## start RECORDS FOR THE TASK

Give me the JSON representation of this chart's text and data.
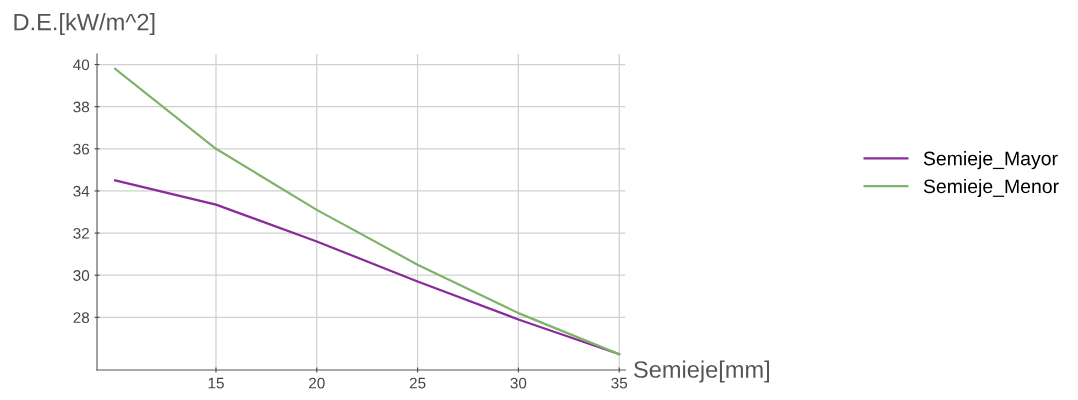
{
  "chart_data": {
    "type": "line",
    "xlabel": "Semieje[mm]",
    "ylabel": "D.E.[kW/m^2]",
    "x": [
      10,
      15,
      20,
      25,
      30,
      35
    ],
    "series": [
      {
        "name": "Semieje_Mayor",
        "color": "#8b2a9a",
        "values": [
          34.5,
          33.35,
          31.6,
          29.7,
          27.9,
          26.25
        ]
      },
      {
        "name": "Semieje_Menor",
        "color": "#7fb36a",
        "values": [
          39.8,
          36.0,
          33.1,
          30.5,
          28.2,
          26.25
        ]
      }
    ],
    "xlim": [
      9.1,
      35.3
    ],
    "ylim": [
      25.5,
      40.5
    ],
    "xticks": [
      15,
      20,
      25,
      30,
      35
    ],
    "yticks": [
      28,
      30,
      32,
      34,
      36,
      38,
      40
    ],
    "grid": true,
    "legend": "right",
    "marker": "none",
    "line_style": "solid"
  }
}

## end RECORDS FOR THE TASK
## start RECORDS FOR THE TASK

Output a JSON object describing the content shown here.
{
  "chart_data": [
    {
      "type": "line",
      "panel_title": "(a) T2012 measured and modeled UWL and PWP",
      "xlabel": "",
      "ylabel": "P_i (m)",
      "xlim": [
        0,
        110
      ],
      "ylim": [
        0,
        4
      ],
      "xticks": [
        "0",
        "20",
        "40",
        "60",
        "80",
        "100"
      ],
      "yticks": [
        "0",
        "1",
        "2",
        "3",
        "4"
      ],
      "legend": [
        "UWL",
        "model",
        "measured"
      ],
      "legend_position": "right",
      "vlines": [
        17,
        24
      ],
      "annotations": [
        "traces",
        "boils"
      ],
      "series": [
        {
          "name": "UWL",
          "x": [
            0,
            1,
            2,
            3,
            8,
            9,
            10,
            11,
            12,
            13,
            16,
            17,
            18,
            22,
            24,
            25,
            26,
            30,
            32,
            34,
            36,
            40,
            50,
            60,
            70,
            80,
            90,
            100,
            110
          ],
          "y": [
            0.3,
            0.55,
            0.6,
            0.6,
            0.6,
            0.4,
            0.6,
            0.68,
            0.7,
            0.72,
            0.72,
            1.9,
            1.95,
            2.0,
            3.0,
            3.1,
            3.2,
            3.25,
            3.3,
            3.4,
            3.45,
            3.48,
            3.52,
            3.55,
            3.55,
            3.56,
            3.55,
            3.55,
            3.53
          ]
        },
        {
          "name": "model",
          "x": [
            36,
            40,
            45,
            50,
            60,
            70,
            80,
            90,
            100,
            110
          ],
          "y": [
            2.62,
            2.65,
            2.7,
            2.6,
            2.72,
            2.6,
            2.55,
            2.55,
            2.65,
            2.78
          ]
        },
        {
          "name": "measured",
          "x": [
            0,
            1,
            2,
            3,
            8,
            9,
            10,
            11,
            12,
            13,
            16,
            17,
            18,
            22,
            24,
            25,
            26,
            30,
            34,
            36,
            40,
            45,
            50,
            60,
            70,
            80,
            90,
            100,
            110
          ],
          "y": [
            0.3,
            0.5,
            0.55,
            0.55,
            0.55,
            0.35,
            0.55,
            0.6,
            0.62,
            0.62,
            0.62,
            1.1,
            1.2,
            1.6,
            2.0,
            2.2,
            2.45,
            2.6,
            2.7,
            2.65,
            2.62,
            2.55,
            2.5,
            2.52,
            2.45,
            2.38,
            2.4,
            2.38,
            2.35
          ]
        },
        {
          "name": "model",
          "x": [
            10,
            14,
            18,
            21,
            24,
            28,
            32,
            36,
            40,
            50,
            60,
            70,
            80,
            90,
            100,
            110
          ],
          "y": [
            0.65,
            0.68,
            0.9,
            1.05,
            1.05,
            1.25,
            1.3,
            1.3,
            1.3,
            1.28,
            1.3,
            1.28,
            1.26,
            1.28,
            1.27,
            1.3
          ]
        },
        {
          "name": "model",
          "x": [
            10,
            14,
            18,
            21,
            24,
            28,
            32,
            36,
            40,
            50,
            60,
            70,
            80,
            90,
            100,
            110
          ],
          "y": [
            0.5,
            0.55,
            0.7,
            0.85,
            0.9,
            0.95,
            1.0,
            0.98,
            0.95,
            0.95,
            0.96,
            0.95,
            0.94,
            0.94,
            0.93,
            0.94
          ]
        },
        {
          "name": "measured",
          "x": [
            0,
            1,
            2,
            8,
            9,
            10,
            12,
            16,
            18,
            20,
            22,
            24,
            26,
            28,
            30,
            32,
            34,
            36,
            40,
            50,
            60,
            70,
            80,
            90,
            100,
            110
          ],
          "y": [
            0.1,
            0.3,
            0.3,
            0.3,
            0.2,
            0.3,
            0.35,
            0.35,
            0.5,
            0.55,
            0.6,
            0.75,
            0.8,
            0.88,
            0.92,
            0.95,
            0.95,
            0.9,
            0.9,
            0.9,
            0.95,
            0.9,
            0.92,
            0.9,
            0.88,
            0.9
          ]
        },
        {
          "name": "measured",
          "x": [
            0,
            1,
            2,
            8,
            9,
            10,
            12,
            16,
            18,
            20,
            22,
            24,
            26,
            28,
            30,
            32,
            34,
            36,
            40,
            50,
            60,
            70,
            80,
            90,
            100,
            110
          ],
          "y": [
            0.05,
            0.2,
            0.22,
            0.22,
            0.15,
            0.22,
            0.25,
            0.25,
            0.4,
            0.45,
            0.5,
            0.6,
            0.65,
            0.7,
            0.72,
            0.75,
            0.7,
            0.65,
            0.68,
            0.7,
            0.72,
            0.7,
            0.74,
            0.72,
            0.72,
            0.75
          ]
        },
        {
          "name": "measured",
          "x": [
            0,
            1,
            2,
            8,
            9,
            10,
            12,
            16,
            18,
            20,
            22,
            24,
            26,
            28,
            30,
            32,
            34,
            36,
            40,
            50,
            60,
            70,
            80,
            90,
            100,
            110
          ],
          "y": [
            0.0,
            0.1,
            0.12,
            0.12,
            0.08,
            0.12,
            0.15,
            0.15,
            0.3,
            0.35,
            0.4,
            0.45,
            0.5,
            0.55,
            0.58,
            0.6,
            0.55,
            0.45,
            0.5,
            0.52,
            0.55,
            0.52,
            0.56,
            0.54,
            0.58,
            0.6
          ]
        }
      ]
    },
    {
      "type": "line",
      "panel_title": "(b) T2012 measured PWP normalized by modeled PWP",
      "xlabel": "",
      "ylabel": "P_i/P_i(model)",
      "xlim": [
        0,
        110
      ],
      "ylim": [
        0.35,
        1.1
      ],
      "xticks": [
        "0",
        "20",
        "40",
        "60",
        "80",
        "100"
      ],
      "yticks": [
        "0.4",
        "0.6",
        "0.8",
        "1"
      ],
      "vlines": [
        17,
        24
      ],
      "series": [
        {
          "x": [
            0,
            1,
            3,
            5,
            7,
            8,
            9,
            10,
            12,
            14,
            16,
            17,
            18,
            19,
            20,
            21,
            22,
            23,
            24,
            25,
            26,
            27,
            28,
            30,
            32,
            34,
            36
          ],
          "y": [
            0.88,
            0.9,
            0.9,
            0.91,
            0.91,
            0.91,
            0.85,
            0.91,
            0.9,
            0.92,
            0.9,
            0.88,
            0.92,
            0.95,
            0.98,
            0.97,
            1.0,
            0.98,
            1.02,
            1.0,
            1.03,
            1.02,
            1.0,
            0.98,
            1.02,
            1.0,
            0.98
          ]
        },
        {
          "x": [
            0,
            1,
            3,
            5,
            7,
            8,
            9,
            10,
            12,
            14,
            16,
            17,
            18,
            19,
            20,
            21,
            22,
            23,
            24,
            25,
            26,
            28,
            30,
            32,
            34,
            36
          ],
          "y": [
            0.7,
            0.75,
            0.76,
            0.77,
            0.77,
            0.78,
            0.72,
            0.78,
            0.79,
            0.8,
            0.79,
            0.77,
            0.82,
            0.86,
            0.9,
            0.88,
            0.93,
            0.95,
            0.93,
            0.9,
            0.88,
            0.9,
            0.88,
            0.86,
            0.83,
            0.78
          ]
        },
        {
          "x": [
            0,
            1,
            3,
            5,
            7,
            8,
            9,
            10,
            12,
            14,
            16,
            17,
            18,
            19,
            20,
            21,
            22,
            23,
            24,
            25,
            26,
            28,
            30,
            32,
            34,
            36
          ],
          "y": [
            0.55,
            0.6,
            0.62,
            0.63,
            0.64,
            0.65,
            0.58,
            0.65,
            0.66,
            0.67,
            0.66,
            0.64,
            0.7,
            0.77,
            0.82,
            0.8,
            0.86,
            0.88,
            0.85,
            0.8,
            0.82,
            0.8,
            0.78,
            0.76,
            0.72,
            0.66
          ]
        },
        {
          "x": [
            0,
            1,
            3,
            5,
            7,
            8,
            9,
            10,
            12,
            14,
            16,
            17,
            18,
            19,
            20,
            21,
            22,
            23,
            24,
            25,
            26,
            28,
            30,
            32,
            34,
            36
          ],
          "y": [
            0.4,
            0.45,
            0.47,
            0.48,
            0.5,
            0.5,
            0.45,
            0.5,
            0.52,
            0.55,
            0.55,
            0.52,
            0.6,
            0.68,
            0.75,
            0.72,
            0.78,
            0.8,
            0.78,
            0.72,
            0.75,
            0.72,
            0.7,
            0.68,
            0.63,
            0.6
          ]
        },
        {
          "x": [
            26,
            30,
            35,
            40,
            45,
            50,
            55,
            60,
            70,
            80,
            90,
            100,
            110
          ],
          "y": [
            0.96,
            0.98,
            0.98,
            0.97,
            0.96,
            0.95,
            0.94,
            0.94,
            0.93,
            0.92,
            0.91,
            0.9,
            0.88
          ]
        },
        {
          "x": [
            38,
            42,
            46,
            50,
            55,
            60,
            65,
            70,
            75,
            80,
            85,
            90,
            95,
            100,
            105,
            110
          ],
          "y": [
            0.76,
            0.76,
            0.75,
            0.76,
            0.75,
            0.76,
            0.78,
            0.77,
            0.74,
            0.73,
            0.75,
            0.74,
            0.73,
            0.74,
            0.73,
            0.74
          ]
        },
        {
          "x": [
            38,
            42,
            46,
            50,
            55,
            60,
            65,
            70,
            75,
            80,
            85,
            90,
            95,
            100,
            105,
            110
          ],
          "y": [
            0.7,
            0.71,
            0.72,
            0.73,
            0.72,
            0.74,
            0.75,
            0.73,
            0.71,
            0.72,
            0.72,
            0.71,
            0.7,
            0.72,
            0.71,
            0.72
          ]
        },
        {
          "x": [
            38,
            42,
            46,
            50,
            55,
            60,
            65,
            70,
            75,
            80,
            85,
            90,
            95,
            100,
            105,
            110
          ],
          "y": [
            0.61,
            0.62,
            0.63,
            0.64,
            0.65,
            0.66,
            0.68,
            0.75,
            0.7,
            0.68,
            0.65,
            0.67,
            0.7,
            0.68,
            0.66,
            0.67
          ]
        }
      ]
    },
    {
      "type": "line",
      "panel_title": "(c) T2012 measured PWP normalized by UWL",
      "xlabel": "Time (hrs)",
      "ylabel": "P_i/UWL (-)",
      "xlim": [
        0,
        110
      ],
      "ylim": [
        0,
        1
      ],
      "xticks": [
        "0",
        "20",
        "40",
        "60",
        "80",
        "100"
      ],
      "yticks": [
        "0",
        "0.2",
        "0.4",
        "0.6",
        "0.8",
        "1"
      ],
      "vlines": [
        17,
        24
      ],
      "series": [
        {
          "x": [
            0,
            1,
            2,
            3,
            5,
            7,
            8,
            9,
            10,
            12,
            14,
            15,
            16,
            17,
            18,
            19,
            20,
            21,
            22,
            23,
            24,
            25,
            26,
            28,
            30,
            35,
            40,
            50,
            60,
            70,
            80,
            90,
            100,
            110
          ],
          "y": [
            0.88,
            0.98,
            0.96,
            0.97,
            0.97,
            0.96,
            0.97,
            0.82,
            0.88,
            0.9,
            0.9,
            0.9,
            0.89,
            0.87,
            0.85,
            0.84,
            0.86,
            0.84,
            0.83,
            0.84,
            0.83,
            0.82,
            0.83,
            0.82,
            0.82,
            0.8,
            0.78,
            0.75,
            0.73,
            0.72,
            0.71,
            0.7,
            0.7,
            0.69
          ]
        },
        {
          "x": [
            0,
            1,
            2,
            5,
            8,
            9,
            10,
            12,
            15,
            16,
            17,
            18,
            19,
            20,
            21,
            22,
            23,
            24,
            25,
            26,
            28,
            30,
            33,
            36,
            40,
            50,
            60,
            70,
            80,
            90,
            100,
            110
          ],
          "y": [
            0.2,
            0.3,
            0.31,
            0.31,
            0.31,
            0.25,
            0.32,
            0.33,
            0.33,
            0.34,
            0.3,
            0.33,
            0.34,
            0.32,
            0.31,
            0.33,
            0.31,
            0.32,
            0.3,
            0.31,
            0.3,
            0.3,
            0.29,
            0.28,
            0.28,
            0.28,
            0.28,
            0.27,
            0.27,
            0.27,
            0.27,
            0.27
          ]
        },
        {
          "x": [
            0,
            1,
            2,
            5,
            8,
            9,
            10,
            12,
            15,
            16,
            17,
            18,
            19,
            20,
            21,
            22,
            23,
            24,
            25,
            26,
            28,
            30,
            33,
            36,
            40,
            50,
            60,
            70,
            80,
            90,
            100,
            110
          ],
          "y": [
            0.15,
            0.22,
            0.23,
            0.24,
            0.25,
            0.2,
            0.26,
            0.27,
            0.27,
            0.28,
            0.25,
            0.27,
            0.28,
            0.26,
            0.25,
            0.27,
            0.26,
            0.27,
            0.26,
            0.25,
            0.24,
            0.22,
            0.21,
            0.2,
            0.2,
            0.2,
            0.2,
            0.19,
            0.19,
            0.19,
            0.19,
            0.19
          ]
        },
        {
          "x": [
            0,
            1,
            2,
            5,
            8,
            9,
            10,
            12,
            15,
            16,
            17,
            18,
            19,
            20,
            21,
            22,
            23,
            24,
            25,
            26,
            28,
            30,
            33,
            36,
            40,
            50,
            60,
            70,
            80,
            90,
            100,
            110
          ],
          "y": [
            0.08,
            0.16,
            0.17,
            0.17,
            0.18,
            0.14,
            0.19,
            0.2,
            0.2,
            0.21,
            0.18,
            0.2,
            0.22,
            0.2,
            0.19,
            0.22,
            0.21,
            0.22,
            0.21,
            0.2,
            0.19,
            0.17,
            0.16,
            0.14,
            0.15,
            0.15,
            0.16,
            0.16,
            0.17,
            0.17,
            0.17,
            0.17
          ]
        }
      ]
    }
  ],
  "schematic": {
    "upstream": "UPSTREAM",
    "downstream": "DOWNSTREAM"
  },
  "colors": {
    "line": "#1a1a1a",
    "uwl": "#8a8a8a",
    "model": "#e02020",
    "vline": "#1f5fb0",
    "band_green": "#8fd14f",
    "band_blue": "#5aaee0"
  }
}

## end RECORDS FOR THE TASK

▶ _WHAT THE EXERCISE ASKS_
From the records above, pick out and copy each line holding the word "JSON".

▶ _CORRECT RESPONSE_
Give me the JSON representation of this chart's text and data.
Output a JSON object describing the content shown here.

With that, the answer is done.